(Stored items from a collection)
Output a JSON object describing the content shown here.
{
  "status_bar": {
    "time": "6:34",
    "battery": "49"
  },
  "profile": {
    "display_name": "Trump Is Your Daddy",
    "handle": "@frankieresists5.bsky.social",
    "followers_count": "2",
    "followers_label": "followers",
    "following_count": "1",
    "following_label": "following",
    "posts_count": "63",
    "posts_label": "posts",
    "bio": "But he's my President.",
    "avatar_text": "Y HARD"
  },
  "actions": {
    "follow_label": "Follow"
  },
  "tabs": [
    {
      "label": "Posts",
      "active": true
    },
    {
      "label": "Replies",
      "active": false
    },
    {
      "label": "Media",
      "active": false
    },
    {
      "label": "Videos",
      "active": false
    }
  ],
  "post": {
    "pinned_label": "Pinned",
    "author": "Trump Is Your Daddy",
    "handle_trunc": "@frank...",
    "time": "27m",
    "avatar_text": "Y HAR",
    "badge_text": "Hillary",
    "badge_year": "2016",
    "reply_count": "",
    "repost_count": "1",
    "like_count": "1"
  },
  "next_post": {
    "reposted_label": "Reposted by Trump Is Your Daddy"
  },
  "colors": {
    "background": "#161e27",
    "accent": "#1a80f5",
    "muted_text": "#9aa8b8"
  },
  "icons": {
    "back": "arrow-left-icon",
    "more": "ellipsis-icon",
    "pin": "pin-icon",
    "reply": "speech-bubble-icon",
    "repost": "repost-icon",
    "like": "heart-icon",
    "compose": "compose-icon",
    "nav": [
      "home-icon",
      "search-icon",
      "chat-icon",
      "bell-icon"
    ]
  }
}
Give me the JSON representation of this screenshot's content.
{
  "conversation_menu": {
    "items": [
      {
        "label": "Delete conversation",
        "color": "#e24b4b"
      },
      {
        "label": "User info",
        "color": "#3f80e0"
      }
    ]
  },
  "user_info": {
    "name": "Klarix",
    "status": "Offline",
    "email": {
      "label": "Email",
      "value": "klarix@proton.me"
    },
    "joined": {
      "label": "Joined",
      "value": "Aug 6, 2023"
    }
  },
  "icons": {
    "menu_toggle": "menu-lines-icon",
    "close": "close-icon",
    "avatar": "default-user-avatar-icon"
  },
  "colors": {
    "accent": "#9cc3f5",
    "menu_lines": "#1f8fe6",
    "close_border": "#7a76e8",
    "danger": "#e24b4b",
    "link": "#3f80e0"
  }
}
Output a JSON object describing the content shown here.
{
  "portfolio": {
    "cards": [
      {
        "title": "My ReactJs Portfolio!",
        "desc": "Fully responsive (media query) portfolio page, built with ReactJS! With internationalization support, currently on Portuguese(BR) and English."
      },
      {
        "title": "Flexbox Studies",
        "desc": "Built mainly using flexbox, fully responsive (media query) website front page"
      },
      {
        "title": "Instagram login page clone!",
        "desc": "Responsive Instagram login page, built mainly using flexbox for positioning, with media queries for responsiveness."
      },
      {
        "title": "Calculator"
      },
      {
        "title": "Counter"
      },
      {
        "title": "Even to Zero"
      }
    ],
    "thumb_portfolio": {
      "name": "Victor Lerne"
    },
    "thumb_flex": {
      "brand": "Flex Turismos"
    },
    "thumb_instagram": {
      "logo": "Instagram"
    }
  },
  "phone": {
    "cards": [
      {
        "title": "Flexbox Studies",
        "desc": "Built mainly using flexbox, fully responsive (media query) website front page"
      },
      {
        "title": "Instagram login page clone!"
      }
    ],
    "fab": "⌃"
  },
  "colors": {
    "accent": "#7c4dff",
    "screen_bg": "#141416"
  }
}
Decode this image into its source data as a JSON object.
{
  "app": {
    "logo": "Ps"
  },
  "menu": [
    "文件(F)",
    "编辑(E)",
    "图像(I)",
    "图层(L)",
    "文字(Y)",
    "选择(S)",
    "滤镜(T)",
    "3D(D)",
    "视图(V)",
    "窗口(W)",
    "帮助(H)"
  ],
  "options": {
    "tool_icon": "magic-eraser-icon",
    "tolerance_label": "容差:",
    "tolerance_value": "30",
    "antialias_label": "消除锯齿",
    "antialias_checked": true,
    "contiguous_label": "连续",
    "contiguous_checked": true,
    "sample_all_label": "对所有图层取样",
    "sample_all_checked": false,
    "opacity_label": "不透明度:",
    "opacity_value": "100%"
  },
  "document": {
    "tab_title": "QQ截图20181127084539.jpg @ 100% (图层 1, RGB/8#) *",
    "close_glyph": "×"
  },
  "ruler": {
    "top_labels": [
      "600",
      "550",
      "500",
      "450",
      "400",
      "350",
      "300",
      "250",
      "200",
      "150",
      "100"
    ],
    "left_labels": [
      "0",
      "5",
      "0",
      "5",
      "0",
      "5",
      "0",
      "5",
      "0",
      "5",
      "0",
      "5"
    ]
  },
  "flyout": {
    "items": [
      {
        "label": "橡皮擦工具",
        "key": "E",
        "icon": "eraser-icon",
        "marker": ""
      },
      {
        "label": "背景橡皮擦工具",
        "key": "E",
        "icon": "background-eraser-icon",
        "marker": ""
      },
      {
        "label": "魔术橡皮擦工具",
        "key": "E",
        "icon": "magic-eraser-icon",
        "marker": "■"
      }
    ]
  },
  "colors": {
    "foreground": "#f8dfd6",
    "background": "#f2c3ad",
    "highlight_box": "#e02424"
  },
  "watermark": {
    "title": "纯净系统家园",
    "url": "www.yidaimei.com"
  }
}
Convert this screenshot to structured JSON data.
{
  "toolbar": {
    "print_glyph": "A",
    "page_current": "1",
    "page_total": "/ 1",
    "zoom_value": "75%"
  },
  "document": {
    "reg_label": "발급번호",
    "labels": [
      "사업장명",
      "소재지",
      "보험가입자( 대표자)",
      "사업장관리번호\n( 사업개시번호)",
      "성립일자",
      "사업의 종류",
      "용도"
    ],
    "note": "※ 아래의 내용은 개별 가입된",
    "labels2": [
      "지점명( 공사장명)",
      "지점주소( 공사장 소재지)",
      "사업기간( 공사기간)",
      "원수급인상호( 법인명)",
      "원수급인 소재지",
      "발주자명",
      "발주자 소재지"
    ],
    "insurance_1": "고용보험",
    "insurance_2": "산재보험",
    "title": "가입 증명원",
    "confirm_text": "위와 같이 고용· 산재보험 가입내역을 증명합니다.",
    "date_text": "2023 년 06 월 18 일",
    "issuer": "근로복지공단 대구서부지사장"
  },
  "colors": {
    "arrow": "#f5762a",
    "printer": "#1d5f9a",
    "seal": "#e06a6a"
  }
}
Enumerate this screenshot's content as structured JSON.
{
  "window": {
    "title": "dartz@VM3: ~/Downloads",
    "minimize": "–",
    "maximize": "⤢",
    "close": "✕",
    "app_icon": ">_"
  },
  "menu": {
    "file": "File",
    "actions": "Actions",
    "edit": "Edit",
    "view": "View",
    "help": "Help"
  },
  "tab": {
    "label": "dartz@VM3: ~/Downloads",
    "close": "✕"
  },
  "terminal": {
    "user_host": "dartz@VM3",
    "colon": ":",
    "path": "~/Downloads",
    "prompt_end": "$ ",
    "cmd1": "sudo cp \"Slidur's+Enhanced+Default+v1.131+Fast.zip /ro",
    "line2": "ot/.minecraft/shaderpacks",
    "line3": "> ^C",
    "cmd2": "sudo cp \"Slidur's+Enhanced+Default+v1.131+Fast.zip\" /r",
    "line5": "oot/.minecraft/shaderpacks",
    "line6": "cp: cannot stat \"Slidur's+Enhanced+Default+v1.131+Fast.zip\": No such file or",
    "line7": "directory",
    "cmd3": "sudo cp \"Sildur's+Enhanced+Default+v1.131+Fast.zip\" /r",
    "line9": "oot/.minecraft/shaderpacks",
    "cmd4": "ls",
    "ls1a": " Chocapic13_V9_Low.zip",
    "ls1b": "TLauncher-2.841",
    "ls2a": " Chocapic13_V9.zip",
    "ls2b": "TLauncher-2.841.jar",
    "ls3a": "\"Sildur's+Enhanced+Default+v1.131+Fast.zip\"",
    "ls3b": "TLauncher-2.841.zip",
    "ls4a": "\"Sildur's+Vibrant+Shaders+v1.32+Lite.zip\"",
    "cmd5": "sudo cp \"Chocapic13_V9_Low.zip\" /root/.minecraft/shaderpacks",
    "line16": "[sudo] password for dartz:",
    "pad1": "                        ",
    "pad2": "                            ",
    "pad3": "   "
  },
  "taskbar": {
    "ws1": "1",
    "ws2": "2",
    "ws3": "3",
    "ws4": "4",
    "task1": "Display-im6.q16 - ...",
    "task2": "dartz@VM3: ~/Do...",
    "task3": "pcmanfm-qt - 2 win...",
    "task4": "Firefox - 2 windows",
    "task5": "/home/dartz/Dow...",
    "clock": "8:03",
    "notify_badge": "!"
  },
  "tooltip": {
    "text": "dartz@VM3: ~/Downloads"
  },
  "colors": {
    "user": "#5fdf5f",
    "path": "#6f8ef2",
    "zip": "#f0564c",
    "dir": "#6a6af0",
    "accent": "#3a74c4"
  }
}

PROBLEM -
Work out how many lines in the records above hold the string "minecraft", then give only that count.

ANSWER TO THE PROBLEM -
4